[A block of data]
■ ■ ■ ■

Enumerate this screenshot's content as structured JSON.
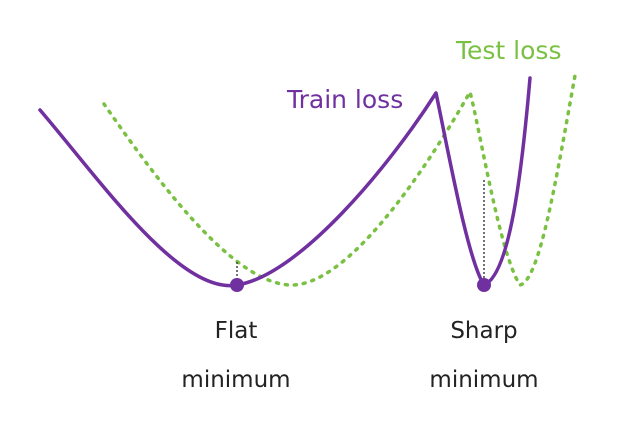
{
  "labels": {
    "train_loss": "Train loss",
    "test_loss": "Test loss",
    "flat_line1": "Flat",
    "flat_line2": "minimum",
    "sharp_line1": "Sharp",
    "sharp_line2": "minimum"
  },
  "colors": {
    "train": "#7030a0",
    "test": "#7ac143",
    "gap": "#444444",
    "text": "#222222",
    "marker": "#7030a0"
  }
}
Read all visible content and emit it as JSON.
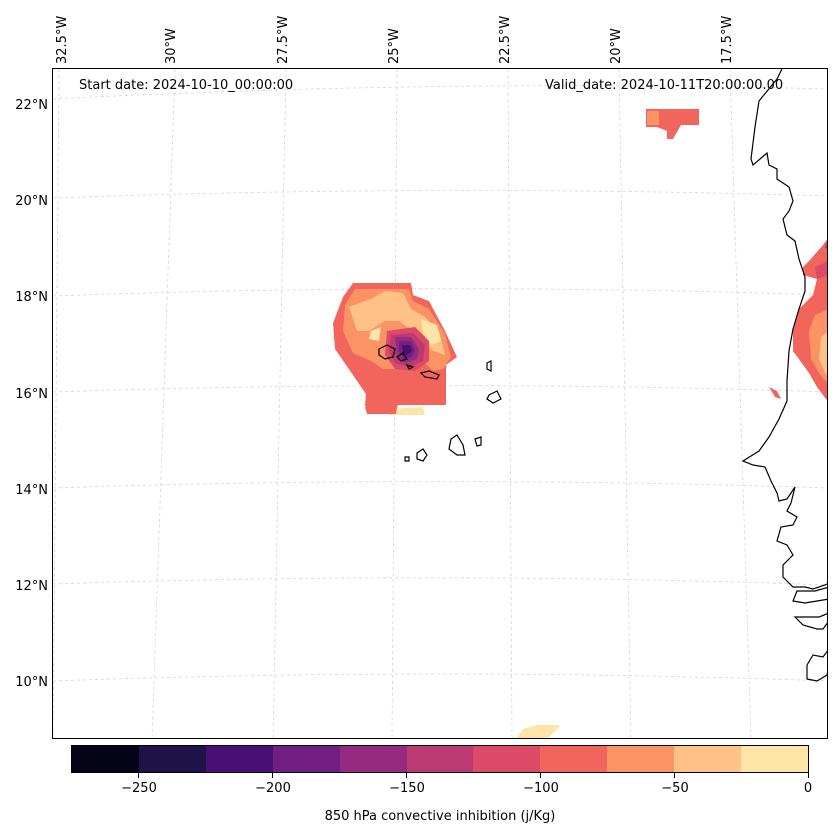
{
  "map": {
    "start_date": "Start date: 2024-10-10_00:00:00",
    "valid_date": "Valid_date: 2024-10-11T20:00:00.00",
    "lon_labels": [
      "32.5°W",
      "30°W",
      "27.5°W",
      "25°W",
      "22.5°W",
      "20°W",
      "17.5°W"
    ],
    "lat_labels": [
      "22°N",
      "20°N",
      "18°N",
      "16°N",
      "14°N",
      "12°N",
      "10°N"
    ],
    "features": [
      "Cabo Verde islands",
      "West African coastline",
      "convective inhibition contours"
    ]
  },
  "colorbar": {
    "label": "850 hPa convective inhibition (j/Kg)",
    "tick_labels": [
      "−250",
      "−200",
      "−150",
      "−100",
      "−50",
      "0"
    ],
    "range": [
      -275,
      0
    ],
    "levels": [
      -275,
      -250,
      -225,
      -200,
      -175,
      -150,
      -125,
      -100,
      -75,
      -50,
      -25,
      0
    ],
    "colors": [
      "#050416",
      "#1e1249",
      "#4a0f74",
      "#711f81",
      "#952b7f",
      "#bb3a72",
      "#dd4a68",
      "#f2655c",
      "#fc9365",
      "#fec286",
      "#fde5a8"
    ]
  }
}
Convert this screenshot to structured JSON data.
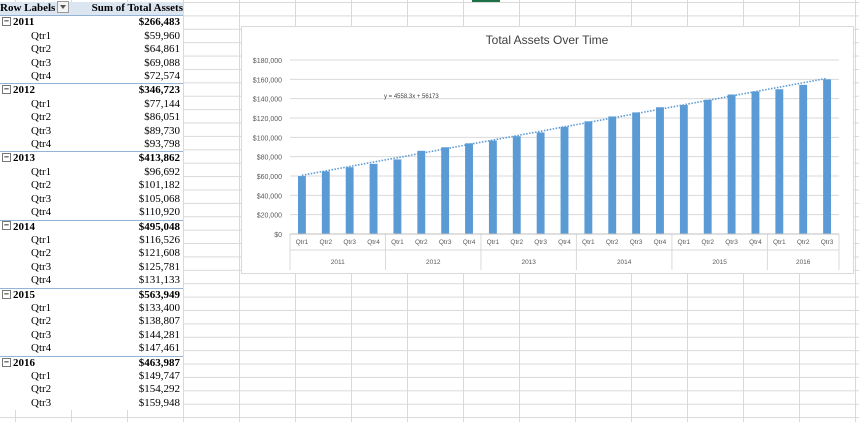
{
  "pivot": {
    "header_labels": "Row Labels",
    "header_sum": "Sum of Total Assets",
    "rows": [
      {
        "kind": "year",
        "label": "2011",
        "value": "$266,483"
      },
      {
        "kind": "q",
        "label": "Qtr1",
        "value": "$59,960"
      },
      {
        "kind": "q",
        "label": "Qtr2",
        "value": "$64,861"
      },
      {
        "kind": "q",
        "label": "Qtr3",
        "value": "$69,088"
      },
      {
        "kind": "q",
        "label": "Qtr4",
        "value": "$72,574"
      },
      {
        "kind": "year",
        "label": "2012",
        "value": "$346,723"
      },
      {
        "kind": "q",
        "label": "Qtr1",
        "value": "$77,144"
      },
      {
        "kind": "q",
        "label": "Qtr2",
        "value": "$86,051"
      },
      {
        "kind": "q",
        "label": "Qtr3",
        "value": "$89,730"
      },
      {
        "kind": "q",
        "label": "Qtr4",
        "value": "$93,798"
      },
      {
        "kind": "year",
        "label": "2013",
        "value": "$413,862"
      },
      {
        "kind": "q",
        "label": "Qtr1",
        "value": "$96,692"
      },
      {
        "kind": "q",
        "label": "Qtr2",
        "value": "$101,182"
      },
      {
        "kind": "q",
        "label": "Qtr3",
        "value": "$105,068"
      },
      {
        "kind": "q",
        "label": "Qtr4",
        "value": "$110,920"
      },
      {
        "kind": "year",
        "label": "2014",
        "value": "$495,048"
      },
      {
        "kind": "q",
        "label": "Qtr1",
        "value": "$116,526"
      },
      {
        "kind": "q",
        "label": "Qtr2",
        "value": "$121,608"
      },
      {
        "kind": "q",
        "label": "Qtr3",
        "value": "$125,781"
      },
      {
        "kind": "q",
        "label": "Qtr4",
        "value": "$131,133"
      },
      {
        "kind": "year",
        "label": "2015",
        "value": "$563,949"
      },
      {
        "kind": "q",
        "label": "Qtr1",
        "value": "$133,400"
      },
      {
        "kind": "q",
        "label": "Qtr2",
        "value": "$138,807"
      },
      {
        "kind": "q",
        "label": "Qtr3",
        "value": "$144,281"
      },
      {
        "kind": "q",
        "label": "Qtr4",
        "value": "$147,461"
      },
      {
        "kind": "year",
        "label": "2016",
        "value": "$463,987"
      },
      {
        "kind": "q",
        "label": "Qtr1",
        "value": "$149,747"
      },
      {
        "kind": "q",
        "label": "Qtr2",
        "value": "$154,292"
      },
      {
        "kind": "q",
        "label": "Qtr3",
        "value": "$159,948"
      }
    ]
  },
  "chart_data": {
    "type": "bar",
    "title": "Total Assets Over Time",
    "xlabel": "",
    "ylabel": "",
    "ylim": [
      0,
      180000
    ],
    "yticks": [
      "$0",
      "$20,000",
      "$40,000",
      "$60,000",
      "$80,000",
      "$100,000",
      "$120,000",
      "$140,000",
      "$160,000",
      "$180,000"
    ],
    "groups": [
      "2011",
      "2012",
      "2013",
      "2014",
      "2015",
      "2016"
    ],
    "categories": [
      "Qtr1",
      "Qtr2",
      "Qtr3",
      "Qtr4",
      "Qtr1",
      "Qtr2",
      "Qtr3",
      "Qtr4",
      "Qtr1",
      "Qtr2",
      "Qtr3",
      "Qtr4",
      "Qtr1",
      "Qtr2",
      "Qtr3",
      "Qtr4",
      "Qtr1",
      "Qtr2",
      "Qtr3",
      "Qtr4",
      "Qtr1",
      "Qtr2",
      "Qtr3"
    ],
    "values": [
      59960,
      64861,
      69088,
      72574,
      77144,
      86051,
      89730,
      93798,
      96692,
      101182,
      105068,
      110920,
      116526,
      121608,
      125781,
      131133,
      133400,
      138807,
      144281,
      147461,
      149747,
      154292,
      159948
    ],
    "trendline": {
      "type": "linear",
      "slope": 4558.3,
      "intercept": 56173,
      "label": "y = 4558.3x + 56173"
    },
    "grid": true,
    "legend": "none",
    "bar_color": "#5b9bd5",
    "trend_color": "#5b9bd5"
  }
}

■ ■ ■ ■

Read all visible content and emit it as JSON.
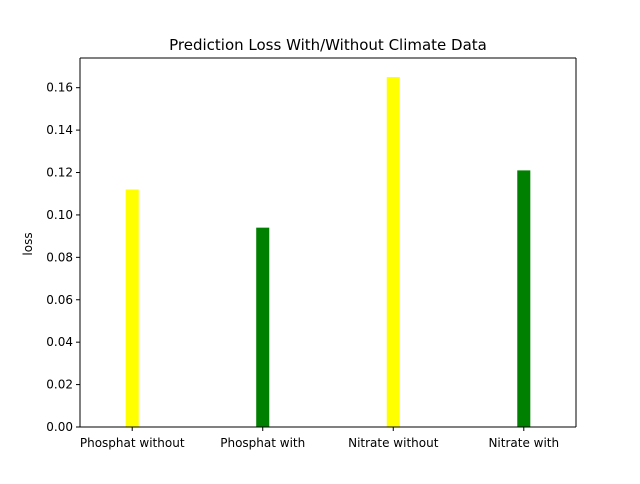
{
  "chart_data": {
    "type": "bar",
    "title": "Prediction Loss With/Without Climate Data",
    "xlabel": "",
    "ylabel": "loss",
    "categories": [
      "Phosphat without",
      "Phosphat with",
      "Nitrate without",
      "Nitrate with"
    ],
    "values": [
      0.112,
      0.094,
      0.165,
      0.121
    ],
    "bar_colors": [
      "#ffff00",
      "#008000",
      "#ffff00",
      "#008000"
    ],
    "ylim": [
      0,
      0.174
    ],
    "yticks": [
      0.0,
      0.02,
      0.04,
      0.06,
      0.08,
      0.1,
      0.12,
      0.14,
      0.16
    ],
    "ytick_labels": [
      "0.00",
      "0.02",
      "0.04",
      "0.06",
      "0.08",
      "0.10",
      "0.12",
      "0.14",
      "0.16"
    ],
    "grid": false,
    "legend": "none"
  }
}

■ ■ ■ ■

◆ **PROBLEM TO WORK ON**: Which lines above contain "title"? Show each of them.

◆ **THE OUTPUT**:
    "title": "Total Assets Over Time",
    "title": "Prediction Loss With/Without Climate Data",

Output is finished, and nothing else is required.